* DATASET EXCERPTS
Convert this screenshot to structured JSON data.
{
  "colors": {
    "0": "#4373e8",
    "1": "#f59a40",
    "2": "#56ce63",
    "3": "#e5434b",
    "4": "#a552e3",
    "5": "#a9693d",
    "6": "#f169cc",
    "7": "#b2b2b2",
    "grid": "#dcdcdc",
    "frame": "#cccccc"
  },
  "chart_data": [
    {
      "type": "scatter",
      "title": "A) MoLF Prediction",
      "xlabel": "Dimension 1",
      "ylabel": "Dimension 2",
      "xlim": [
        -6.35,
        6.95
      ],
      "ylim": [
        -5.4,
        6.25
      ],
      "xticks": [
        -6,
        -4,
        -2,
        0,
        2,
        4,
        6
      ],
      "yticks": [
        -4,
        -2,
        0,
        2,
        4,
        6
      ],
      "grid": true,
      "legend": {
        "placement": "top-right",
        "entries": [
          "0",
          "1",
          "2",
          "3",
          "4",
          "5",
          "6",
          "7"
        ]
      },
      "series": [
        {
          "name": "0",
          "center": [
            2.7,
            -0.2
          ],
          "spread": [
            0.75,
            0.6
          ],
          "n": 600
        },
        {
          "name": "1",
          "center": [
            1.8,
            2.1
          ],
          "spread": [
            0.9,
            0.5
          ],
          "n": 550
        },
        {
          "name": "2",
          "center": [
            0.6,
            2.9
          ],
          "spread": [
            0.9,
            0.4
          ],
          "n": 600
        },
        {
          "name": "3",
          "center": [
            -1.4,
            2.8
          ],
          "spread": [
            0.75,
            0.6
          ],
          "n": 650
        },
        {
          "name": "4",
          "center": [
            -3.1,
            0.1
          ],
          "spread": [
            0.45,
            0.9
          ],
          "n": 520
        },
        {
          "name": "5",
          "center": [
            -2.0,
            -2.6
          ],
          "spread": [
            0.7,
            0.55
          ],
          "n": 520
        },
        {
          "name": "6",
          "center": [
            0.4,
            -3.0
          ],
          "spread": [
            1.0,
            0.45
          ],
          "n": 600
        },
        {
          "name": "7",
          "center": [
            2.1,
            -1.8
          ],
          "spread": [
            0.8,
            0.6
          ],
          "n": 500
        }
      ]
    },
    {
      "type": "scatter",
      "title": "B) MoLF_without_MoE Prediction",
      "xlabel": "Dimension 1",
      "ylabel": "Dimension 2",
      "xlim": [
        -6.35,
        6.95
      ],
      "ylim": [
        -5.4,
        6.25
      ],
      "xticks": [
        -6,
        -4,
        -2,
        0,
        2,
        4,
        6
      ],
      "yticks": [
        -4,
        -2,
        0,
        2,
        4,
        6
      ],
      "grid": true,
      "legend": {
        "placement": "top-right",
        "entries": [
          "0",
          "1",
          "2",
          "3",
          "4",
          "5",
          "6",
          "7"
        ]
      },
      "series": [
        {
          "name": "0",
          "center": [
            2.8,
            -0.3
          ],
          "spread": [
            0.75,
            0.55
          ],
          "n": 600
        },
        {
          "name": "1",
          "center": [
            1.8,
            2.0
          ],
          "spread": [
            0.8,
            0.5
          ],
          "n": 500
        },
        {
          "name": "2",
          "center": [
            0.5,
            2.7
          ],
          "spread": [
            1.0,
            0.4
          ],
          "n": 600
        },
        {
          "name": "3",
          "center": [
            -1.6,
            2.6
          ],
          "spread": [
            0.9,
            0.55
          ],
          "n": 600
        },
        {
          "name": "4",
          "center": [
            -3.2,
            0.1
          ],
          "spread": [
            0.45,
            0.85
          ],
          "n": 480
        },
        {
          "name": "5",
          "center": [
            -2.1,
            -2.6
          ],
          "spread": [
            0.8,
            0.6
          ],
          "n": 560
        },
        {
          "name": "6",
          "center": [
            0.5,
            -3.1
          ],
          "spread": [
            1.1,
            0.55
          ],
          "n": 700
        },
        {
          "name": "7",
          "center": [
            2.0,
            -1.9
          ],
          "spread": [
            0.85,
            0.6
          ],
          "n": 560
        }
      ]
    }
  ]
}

* WHAT IS NEEDED
Which lines contain the word "Prediction"? Return each of them.

* COMPLETED TASK
      "title": "A) MoLF Prediction",
      "title": "B) MoLF_without_MoE Prediction",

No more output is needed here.